Copy the records below exactly, leaving out every picture.

===== Supplied entries

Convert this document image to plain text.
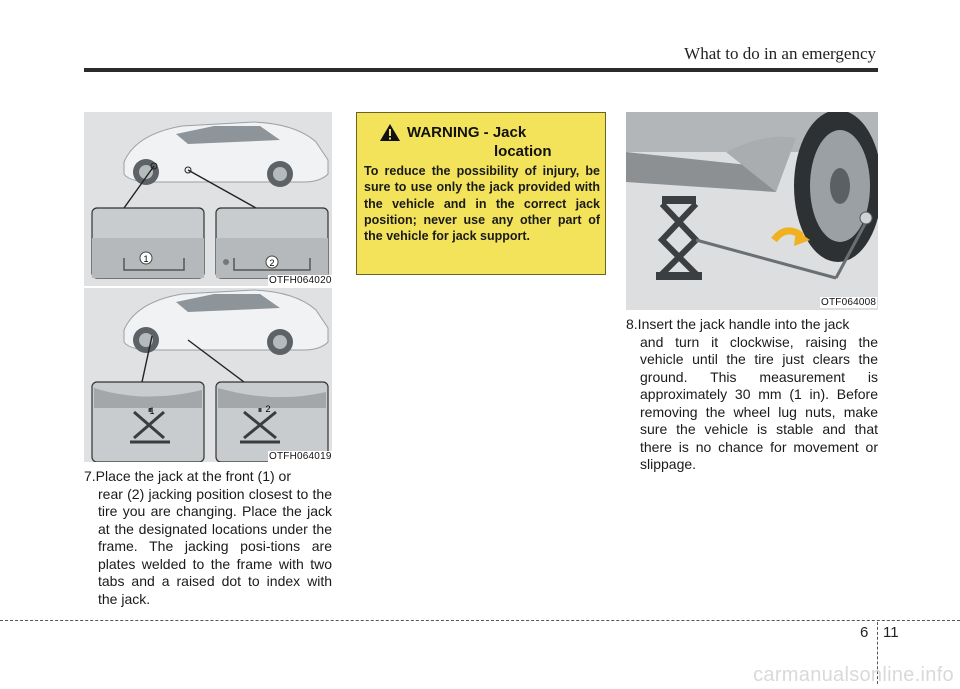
What to do in an emergency
1	2
OTFH064020
1	2
OTFH064019

7.Place the jack at the front (1) or
rear (2) jacking position closest to the tire you are changing. Place the jack at the designated locations under the frame. The jacking posi-tions are plates welded to the frame with two tabs and a raised dot to index with the jack.

WARNING - Jack
location

To reduce the possibility of injury, be sure to use only the jack provided with the vehicle and in the correct jack position; never use any other part of the vehicle for jack support.

OTF064008

8.Insert the jack handle into the jack
and turn it clockwise, raising the vehicle until the tire just clears the ground. This measurement is approximately 30 mm (1 in). Before removing the wheel lug nuts, make sure the vehicle is stable and that there is no chance for movement or slippage.

6 11
carmanualsonline.info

==========

- Task result:
Convert this document image to plain text.
What to do in an emergency
1	2
OTFH064020
1	2
OTFH064019

7.Place the jack at the front (1) or
rear (2) jacking position closest to the tire you are changing. Place the jack at the designated locations under the frame. The jacking posi-tions are plates welded to the frame with two tabs and a raised dot to index with the jack.

WARNING - Jack
location

To reduce the possibility of injury, be sure to use only the jack provided with the vehicle and in the correct jack position; never use any other part of the vehicle for jack support.

OTF064008

8.Insert the jack handle into the jack
and turn it clockwise, raising the vehicle until the tire just clears the ground. This measurement is approximately 30 mm (1 in). Before removing the wheel lug nuts, make sure the vehicle is stable and that there is no chance for movement or slippage.

6 11
carmanualsonline.info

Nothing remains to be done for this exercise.